» **WHAT IS REQUIRED**:
Please print exactly the lines running from the one that contains "OCR this image." to the end of the data, with both lines included.

[BEGIN DATA ENTRIES]

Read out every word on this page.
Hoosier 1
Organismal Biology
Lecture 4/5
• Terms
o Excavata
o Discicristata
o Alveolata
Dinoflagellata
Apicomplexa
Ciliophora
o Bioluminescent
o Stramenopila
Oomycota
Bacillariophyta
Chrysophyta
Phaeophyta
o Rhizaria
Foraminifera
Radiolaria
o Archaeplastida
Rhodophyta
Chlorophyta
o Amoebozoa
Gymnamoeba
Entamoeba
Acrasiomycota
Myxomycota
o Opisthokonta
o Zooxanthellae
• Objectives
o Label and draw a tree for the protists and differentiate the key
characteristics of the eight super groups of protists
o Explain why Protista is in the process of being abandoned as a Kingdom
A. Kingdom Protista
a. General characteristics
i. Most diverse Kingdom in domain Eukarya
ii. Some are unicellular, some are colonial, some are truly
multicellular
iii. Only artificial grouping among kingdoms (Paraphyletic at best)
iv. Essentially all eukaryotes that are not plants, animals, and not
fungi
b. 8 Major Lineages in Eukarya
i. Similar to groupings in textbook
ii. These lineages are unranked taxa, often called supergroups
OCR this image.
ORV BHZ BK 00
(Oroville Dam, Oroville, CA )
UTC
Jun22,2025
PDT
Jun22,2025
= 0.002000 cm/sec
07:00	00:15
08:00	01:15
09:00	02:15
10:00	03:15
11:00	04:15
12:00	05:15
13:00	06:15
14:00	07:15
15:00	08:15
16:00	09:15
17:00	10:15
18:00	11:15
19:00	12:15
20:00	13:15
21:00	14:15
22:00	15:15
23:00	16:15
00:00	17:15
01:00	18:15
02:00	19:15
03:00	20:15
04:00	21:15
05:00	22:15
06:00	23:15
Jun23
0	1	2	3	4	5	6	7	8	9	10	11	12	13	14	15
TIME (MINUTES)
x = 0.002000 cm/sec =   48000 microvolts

[END DATA ENTRIES]

» **IN RESPONSE**:
OCR this image.
ORV BHZ BK 00
(Oroville Dam, Oroville, CA )
UTC
Jun22,2025
PDT
Jun22,2025
= 0.002000 cm/sec
07:00	00:15
08:00	01:15
09:00	02:15
10:00	03:15
11:00	04:15
12:00	05:15
13:00	06:15
14:00	07:15
15:00	08:15
16:00	09:15
17:00	10:15
18:00	11:15
19:00	12:15
20:00	13:15
21:00	14:15
22:00	15:15
23:00	16:15
00:00	17:15
01:00	18:15
02:00	19:15
03:00	20:15
04:00	21:15
05:00	22:15
06:00	23:15
Jun23
0	1	2	3	4	5	6	7	8	9	10	11	12	13	14	15
TIME (MINUTES)
x = 0.002000 cm/sec =   48000 microvolts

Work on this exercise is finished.